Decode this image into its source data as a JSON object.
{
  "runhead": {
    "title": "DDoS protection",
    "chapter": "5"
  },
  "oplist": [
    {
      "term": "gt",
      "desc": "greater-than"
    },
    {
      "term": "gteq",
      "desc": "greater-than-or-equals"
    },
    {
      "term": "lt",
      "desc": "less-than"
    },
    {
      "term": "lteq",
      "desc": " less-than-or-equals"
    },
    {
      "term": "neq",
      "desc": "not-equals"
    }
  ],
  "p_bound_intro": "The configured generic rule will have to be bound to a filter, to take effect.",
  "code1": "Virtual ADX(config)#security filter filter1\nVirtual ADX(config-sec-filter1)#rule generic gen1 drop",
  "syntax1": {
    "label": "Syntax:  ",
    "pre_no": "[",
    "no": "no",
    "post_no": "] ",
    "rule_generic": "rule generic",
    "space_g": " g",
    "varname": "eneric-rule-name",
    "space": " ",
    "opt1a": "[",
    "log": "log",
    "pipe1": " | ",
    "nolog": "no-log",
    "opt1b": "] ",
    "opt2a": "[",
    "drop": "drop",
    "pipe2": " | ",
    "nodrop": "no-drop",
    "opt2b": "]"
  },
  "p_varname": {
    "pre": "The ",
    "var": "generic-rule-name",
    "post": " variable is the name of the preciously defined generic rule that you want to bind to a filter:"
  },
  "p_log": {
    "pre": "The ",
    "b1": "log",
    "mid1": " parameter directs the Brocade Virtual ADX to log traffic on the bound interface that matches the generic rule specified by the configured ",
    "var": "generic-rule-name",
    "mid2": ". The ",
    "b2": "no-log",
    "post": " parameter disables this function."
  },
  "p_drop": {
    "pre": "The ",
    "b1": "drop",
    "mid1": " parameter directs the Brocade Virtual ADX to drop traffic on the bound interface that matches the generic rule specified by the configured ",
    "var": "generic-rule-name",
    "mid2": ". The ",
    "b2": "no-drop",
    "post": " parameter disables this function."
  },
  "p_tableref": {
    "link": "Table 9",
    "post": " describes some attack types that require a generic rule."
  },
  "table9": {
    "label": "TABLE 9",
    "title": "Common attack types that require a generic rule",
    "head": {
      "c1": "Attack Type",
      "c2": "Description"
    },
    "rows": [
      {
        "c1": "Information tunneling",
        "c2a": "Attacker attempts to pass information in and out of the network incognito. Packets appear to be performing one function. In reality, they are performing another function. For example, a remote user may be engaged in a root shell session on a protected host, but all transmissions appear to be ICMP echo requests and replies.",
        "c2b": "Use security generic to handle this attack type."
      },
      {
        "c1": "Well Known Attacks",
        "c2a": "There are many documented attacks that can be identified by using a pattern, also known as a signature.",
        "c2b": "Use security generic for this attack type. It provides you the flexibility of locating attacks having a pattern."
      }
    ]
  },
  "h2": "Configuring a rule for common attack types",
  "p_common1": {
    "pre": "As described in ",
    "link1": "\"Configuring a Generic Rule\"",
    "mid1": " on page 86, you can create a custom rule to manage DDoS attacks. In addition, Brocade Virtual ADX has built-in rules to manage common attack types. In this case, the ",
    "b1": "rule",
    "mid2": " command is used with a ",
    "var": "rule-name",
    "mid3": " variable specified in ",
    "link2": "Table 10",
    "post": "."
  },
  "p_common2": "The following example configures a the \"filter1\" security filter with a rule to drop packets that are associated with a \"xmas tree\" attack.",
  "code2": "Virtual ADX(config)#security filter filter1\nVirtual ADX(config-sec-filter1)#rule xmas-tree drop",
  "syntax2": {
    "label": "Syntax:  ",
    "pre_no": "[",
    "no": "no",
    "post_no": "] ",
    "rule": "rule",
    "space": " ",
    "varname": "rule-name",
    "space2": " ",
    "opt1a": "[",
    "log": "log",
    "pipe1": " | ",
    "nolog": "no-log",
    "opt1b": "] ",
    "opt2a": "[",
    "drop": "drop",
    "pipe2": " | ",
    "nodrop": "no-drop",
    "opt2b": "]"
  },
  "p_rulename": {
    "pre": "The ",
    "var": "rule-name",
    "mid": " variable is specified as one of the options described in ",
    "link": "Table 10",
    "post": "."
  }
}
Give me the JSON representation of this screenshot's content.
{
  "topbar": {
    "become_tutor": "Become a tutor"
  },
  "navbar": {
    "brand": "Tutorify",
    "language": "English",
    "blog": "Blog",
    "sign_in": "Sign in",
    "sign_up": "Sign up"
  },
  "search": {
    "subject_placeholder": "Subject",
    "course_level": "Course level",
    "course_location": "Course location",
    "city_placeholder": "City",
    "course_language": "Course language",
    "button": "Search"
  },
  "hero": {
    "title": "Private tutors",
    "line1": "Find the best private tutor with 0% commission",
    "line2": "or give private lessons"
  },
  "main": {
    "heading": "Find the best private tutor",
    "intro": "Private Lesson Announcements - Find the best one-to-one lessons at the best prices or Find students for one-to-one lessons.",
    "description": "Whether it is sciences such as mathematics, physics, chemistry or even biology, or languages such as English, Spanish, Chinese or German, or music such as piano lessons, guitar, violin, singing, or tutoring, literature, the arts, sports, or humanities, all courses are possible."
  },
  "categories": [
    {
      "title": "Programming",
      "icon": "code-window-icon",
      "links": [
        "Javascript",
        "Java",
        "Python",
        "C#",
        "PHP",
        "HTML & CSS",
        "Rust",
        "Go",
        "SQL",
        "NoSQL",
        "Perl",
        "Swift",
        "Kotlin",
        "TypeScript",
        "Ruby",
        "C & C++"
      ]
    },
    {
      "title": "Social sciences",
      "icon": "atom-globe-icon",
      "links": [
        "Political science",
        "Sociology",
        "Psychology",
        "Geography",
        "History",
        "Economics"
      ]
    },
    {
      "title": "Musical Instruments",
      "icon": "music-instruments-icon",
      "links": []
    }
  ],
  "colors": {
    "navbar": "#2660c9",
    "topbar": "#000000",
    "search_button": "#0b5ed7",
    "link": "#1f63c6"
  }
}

What is asked — Of the lines above, copy each that contains "filter".

Exercise solution —
  "p_bound_intro": "The configured generic rule will have to be bound to a filter, to take effect.",
  "code1": "Virtual ADX(config)#security filter filter1\nVirtual ADX(config-sec-filter1)#rule generic gen1 drop",
    "post": " variable is the name of the preciously defined generic rule that you want to bind to a filter:"
  "p_common2": "The following example configures a the \"filter1\" security filter with a rule to drop packets that are associated with a \"xmas tree\" attack.",
  "code2": "Virtual ADX(config)#security filter filter1\nVirtual ADX(config-sec-filter1)#rule xmas-tree drop",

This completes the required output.